● WRITTEN PROBLEM: Write out each record again exactly as it stands.

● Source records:
####################

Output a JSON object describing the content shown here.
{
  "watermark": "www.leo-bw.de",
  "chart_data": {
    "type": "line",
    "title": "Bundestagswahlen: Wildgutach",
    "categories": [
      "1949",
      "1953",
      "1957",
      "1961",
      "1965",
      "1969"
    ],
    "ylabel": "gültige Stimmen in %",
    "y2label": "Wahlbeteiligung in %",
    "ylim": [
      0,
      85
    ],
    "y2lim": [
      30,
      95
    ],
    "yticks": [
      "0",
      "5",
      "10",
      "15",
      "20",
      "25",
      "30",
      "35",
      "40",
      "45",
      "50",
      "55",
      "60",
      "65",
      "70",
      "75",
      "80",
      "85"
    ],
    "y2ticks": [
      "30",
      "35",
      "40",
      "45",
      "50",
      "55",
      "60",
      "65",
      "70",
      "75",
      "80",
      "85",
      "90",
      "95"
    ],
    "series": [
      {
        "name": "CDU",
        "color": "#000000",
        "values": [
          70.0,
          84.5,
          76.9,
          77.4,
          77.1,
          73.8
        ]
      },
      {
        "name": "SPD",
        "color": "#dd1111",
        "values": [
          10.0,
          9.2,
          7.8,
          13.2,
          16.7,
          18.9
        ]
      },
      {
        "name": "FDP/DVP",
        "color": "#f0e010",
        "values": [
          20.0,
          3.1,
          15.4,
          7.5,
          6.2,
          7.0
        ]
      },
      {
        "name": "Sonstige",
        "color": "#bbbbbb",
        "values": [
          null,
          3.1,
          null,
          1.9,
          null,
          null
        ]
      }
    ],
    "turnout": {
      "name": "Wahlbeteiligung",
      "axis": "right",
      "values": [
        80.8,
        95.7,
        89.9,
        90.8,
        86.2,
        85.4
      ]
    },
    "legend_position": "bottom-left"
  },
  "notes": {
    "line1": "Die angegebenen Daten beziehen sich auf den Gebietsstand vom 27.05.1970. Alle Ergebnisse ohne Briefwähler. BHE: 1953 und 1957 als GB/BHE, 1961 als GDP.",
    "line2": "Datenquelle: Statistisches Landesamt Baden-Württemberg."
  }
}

####################

● RESULT BELOW:
Output a JSON object describing the content shown here.
{
  "watermark": "www.leo-bw.de",
  "chart_data": {
    "type": "line",
    "title": "Bundestagswahlen: Wildgutach",
    "categories": [
      "1949",
      "1953",
      "1957",
      "1961",
      "1965",
      "1969"
    ],
    "ylabel": "gültige Stimmen in %",
    "y2label": "Wahlbeteiligung in %",
    "ylim": [
      0,
      85
    ],
    "y2lim": [
      30,
      95
    ],
    "yticks": [
      "0",
      "5",
      "10",
      "15",
      "20",
      "25",
      "30",
      "35",
      "40",
      "45",
      "50",
      "55",
      "60",
      "65",
      "70",
      "75",
      "80",
      "85"
    ],
    "y2ticks": [
      "30",
      "35",
      "40",
      "45",
      "50",
      "55",
      "60",
      "65",
      "70",
      "75",
      "80",
      "85",
      "90",
      "95"
    ],
    "series": [
      {
        "name": "CDU",
        "color": "#000000",
        "values": [
          70.0,
          84.5,
          76.9,
          77.4,
          77.1,
          73.8
        ]
      },
      {
        "name": "SPD",
        "color": "#dd1111",
        "values": [
          10.0,
          9.2,
          7.8,
          13.2,
          16.7,
          18.9
        ]
      },
      {
        "name": "FDP/DVP",
        "color": "#f0e010",
        "values": [
          20.0,
          3.1,
          15.4,
          7.5,
          6.2,
          7.0
        ]
      },
      {
        "name": "Sonstige",
        "color": "#bbbbbb",
        "values": [
          null,
          3.1,
          null,
          1.9,
          null,
          null
        ]
      }
    ],
    "turnout": {
      "name": "Wahlbeteiligung",
      "axis": "right",
      "values": [
        80.8,
        95.7,
        89.9,
        90.8,
        86.2,
        85.4
      ]
    },
    "legend_position": "bottom-left"
  },
  "notes": {
    "line1": "Die angegebenen Daten beziehen sich auf den Gebietsstand vom 27.05.1970. Alle Ergebnisse ohne Briefwähler. BHE: 1953 und 1957 als GB/BHE, 1961 als GDP.",
    "line2": "Datenquelle: Statistisches Landesamt Baden-Württemberg."
  }
}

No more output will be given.